**WHAT IS EXPECTED**
Filter the records below for the word "Variance". Copy each line that holds it.

start MATERIAL SHOWN

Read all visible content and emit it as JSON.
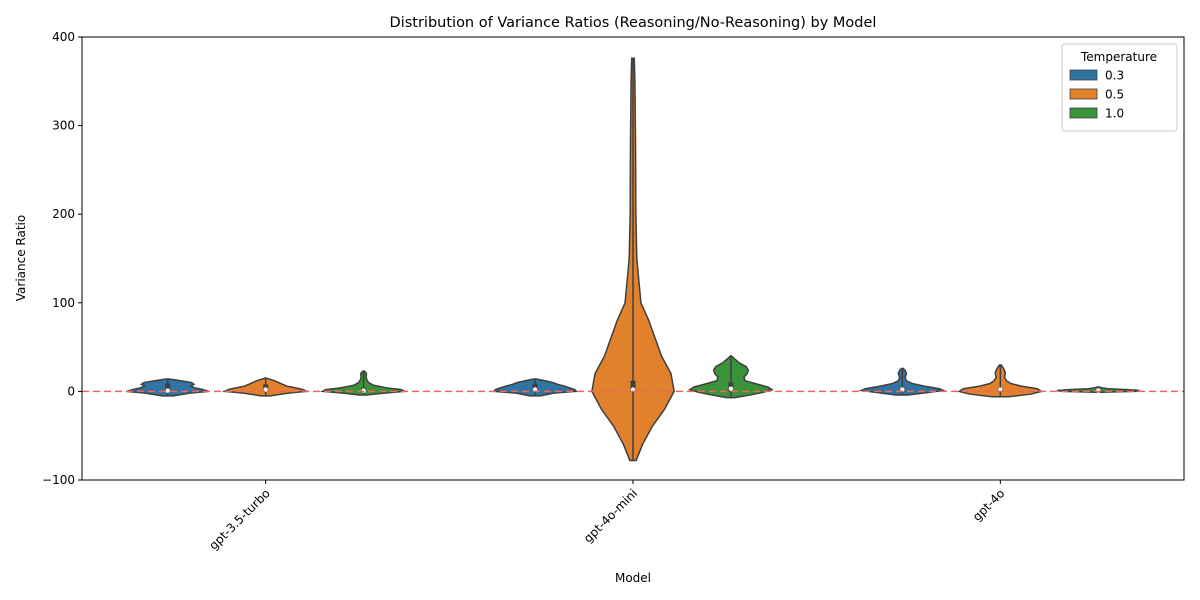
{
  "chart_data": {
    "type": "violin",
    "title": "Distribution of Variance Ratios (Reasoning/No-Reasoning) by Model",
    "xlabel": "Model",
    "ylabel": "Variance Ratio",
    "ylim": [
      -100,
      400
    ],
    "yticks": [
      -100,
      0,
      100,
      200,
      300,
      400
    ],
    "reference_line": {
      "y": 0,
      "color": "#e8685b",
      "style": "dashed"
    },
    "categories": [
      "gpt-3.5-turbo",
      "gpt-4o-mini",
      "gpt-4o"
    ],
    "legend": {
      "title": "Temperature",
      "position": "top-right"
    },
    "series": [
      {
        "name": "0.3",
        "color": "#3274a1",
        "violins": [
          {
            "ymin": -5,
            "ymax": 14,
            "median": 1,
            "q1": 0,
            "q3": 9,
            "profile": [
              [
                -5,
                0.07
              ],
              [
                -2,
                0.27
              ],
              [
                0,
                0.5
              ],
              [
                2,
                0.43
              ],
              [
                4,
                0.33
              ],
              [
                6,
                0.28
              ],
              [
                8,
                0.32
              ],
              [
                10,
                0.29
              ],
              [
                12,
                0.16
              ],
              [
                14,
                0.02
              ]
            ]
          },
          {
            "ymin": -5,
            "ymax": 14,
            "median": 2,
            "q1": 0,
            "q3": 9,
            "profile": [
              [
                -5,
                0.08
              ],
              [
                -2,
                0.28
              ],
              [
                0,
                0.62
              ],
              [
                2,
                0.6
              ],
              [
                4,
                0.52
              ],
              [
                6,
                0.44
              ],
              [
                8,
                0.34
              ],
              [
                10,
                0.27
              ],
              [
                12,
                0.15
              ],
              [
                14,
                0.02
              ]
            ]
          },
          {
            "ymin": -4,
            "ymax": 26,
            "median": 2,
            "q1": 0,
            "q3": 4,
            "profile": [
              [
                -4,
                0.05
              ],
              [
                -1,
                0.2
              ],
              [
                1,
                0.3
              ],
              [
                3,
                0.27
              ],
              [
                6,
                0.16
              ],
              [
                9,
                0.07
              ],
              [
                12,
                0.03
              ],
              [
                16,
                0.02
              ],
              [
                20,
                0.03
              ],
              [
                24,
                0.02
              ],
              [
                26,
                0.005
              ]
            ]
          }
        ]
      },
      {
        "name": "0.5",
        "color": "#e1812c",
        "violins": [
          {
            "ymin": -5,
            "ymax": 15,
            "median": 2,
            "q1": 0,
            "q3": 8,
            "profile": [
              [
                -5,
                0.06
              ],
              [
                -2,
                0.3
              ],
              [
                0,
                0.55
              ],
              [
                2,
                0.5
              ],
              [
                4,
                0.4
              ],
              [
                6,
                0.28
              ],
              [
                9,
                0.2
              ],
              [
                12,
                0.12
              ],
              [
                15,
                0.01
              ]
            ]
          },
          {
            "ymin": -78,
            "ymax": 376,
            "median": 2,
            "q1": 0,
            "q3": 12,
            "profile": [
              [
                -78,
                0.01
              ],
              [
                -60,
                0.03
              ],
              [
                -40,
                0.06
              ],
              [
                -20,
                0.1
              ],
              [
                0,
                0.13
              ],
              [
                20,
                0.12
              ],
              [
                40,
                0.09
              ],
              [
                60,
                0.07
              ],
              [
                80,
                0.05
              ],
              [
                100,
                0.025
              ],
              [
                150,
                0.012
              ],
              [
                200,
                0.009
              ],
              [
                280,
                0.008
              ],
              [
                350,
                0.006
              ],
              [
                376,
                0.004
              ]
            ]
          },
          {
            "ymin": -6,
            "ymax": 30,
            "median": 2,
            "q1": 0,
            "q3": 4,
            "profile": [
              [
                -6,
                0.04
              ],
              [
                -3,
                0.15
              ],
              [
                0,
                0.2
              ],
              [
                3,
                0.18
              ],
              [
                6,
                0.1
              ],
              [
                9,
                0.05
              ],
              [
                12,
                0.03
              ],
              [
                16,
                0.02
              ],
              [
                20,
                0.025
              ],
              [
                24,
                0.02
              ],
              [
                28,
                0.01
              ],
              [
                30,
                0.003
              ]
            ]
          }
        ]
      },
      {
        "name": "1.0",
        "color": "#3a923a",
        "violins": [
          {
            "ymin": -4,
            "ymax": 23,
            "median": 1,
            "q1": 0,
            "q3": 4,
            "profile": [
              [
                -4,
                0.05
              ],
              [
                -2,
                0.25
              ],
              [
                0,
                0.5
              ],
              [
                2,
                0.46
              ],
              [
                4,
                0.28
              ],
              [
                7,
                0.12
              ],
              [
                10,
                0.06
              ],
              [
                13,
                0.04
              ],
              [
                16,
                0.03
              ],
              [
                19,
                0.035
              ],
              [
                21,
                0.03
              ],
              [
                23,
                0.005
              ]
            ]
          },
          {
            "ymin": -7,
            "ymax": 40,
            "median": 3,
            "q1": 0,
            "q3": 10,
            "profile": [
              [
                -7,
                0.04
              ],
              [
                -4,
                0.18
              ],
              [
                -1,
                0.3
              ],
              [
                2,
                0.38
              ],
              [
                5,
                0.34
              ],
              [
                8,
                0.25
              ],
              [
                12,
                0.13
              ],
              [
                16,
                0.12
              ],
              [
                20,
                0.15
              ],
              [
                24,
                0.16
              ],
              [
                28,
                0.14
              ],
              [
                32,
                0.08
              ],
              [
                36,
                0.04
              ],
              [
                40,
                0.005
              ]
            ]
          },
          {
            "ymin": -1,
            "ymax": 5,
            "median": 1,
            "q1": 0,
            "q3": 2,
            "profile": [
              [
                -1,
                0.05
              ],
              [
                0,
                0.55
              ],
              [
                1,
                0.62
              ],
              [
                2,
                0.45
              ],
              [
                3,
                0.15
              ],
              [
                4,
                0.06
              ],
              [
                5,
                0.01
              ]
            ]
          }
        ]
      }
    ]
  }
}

end MATERIAL SHOWN

**FINAL RESULT**
    "title": "Distribution of Variance Ratios (Reasoning/No-Reasoning) by Model",
    "ylabel": "Variance Ratio",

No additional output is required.